>>>

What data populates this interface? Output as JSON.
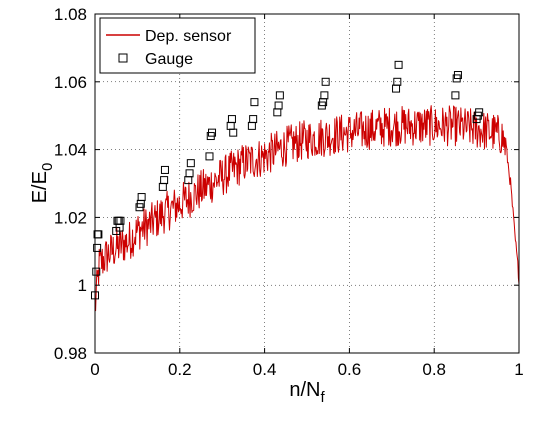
{
  "chart_data": {
    "type": "line",
    "xlabel": "n/N",
    "xlabel_sub": "f",
    "ylabel": "E/E",
    "ylabel_sub": "0",
    "xlim": [
      0,
      1
    ],
    "ylim": [
      0.98,
      1.08
    ],
    "x_ticks": [
      "0",
      "0.2",
      "0.4",
      "0.6",
      "0.8",
      "1"
    ],
    "y_ticks": [
      "0.98",
      "1",
      "1.02",
      "1.04",
      "1.06",
      "1.08"
    ],
    "grid": true,
    "legend_position": "top-left",
    "series": [
      {
        "name": "Dep. sensor",
        "style": "line",
        "color": "#cc0000",
        "trend_x": [
          0.0,
          0.01,
          0.03,
          0.05,
          0.08,
          0.1,
          0.13,
          0.16,
          0.2,
          0.25,
          0.3,
          0.35,
          0.4,
          0.45,
          0.5,
          0.55,
          0.6,
          0.65,
          0.7,
          0.75,
          0.8,
          0.85,
          0.9,
          0.94,
          0.96,
          0.97,
          0.98,
          0.99,
          1.0
        ],
        "trend_y": [
          0.993,
          1.006,
          1.009,
          1.011,
          1.013,
          1.016,
          1.018,
          1.021,
          1.024,
          1.028,
          1.032,
          1.036,
          1.038,
          1.041,
          1.043,
          1.044,
          1.045,
          1.046,
          1.047,
          1.047,
          1.047,
          1.047,
          1.046,
          1.045,
          1.044,
          1.04,
          1.03,
          1.015,
          1.002
        ],
        "noise_amplitude": 0.006
      },
      {
        "name": "Gauge",
        "style": "marker",
        "marker": "square",
        "color": "#000000",
        "points": [
          [
            0.0,
            0.997
          ],
          [
            0.003,
            1.004
          ],
          [
            0.005,
            1.011
          ],
          [
            0.006,
            1.015
          ],
          [
            0.008,
            1.015
          ],
          [
            0.05,
            1.016
          ],
          [
            0.053,
            1.019
          ],
          [
            0.056,
            1.019
          ],
          [
            0.058,
            1.017
          ],
          [
            0.06,
            1.019
          ],
          [
            0.105,
            1.023
          ],
          [
            0.108,
            1.024
          ],
          [
            0.11,
            1.026
          ],
          [
            0.16,
            1.029
          ],
          [
            0.163,
            1.031
          ],
          [
            0.165,
            1.034
          ],
          [
            0.22,
            1.031
          ],
          [
            0.223,
            1.033
          ],
          [
            0.226,
            1.036
          ],
          [
            0.27,
            1.038
          ],
          [
            0.273,
            1.044
          ],
          [
            0.276,
            1.045
          ],
          [
            0.32,
            1.047
          ],
          [
            0.323,
            1.049
          ],
          [
            0.326,
            1.045
          ],
          [
            0.37,
            1.047
          ],
          [
            0.373,
            1.049
          ],
          [
            0.376,
            1.054
          ],
          [
            0.43,
            1.051
          ],
          [
            0.433,
            1.053
          ],
          [
            0.436,
            1.056
          ],
          [
            0.535,
            1.053
          ],
          [
            0.538,
            1.054
          ],
          [
            0.541,
            1.056
          ],
          [
            0.544,
            1.06
          ],
          [
            0.71,
            1.058
          ],
          [
            0.713,
            1.06
          ],
          [
            0.716,
            1.065
          ],
          [
            0.85,
            1.056
          ],
          [
            0.853,
            1.061
          ],
          [
            0.856,
            1.062
          ],
          [
            0.9,
            1.049
          ],
          [
            0.903,
            1.05
          ],
          [
            0.906,
            1.051
          ]
        ]
      }
    ]
  }
}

<<<

> _What you are asked to do_:
Print each line of the material above exactly, with the pictures removed from your copy.

> _Response to this exercise_:
What data populates this interface? Output as JSON.
{
  "chart_data": {
    "type": "line",
    "xlabel": "n/N",
    "xlabel_sub": "f",
    "ylabel": "E/E",
    "ylabel_sub": "0",
    "xlim": [
      0,
      1
    ],
    "ylim": [
      0.98,
      1.08
    ],
    "x_ticks": [
      "0",
      "0.2",
      "0.4",
      "0.6",
      "0.8",
      "1"
    ],
    "y_ticks": [
      "0.98",
      "1",
      "1.02",
      "1.04",
      "1.06",
      "1.08"
    ],
    "grid": true,
    "legend_position": "top-left",
    "series": [
      {
        "name": "Dep. sensor",
        "style": "line",
        "color": "#cc0000",
        "trend_x": [
          0.0,
          0.01,
          0.03,
          0.05,
          0.08,
          0.1,
          0.13,
          0.16,
          0.2,
          0.25,
          0.3,
          0.35,
          0.4,
          0.45,
          0.5,
          0.55,
          0.6,
          0.65,
          0.7,
          0.75,
          0.8,
          0.85,
          0.9,
          0.94,
          0.96,
          0.97,
          0.98,
          0.99,
          1.0
        ],
        "trend_y": [
          0.993,
          1.006,
          1.009,
          1.011,
          1.013,
          1.016,
          1.018,
          1.021,
          1.024,
          1.028,
          1.032,
          1.036,
          1.038,
          1.041,
          1.043,
          1.044,
          1.045,
          1.046,
          1.047,
          1.047,
          1.047,
          1.047,
          1.046,
          1.045,
          1.044,
          1.04,
          1.03,
          1.015,
          1.002
        ],
        "noise_amplitude": 0.006
      },
      {
        "name": "Gauge",
        "style": "marker",
        "marker": "square",
        "color": "#000000",
        "points": [
          [
            0.0,
            0.997
          ],
          [
            0.003,
            1.004
          ],
          [
            0.005,
            1.011
          ],
          [
            0.006,
            1.015
          ],
          [
            0.008,
            1.015
          ],
          [
            0.05,
            1.016
          ],
          [
            0.053,
            1.019
          ],
          [
            0.056,
            1.019
          ],
          [
            0.058,
            1.017
          ],
          [
            0.06,
            1.019
          ],
          [
            0.105,
            1.023
          ],
          [
            0.108,
            1.024
          ],
          [
            0.11,
            1.026
          ],
          [
            0.16,
            1.029
          ],
          [
            0.163,
            1.031
          ],
          [
            0.165,
            1.034
          ],
          [
            0.22,
            1.031
          ],
          [
            0.223,
            1.033
          ],
          [
            0.226,
            1.036
          ],
          [
            0.27,
            1.038
          ],
          [
            0.273,
            1.044
          ],
          [
            0.276,
            1.045
          ],
          [
            0.32,
            1.047
          ],
          [
            0.323,
            1.049
          ],
          [
            0.326,
            1.045
          ],
          [
            0.37,
            1.047
          ],
          [
            0.373,
            1.049
          ],
          [
            0.376,
            1.054
          ],
          [
            0.43,
            1.051
          ],
          [
            0.433,
            1.053
          ],
          [
            0.436,
            1.056
          ],
          [
            0.535,
            1.053
          ],
          [
            0.538,
            1.054
          ],
          [
            0.541,
            1.056
          ],
          [
            0.544,
            1.06
          ],
          [
            0.71,
            1.058
          ],
          [
            0.713,
            1.06
          ],
          [
            0.716,
            1.065
          ],
          [
            0.85,
            1.056
          ],
          [
            0.853,
            1.061
          ],
          [
            0.856,
            1.062
          ],
          [
            0.9,
            1.049
          ],
          [
            0.903,
            1.05
          ],
          [
            0.906,
            1.051
          ]
        ]
      }
    ]
  }
}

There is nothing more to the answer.